## PROBLEM DESCRIPTION
Quote the whole listing word for word, please.

[Dataset items]
* * * * * * * * *
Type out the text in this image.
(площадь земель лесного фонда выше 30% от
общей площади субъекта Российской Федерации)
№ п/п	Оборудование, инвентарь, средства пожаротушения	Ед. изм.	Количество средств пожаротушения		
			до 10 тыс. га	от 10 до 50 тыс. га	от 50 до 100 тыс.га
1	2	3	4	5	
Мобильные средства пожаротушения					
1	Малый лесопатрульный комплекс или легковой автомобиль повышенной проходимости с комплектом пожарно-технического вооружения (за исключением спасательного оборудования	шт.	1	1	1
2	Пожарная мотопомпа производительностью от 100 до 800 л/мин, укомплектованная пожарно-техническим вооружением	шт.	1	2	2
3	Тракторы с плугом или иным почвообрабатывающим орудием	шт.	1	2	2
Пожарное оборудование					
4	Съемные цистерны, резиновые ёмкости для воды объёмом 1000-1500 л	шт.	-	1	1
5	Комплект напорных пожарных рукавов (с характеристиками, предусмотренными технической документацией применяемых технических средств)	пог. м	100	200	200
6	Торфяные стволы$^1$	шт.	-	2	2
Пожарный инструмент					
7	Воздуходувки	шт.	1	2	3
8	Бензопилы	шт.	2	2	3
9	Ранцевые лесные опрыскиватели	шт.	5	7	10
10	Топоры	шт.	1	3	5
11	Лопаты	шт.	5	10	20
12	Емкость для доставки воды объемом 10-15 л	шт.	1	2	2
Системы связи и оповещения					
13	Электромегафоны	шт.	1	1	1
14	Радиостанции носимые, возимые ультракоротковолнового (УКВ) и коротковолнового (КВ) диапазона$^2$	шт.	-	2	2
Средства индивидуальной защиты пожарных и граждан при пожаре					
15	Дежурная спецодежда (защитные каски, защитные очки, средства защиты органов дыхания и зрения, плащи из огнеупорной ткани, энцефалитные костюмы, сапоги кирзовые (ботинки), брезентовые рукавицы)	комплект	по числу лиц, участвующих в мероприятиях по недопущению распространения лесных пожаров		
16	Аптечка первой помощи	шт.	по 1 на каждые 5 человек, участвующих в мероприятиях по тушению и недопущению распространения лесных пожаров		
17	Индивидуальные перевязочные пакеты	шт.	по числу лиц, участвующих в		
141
* * * * * * * * *
## ANSWER
Type out the text in this image.
(площадь земель лесного фонда выше 30% от
общей площади субъекта Российской Федерации)
№ п/п	Оборудование, инвентарь, средства пожаротушения	Ед. изм.	Количество средств пожаротушения		
			до 10 тыс. га	от 10 до 50 тыс. га	от 50 до 100 тыс.га
1	2	3	4	5	
Мобильные средства пожаротушения					
1	Малый лесопатрульный комплекс или легковой автомобиль повышенной проходимости с комплектом пожарно-технического вооружения (за исключением спасательного оборудования	шт.	1	1	1
2	Пожарная мотопомпа производительностью от 100 до 800 л/мин, укомплектованная пожарно-техническим вооружением	шт.	1	2	2
3	Тракторы с плугом или иным почвообрабатывающим орудием	шт.	1	2	2
Пожарное оборудование					
4	Съемные цистерны, резиновые ёмкости для воды объёмом 1000-1500 л	шт.	-	1	1
5	Комплект напорных пожарных рукавов (с характеристиками, предусмотренными технической документацией применяемых технических средств)	пог. м	100	200	200
6	Торфяные стволы$^1$	шт.	-	2	2
Пожарный инструмент					
7	Воздуходувки	шт.	1	2	3
8	Бензопилы	шт.	2	2	3
9	Ранцевые лесные опрыскиватели	шт.	5	7	10
10	Топоры	шт.	1	3	5
11	Лопаты	шт.	5	10	20
12	Емкость для доставки воды объемом 10-15 л	шт.	1	2	2
Системы связи и оповещения					
13	Электромегафоны	шт.	1	1	1
14	Радиостанции носимые, возимые ультракоротковолнового (УКВ) и коротковолнового (КВ) диапазона$^2$	шт.	-	2	2
Средства индивидуальной защиты пожарных и граждан при пожаре					
15	Дежурная спецодежда (защитные каски, защитные очки, средства защиты органов дыхания и зрения, плащи из огнеупорной ткани, энцефалитные костюмы, сапоги кирзовые (ботинки), брезентовые рукавицы)	комплект	по числу лиц, участвующих в мероприятиях по недопущению распространения лесных пожаров		
16	Аптечка первой помощи	шт.	по 1 на каждые 5 человек, участвующих в мероприятиях по тушению и недопущению распространения лесных пожаров		
17	Индивидуальные перевязочные пакеты	шт.	по числу лиц, участвующих в		
141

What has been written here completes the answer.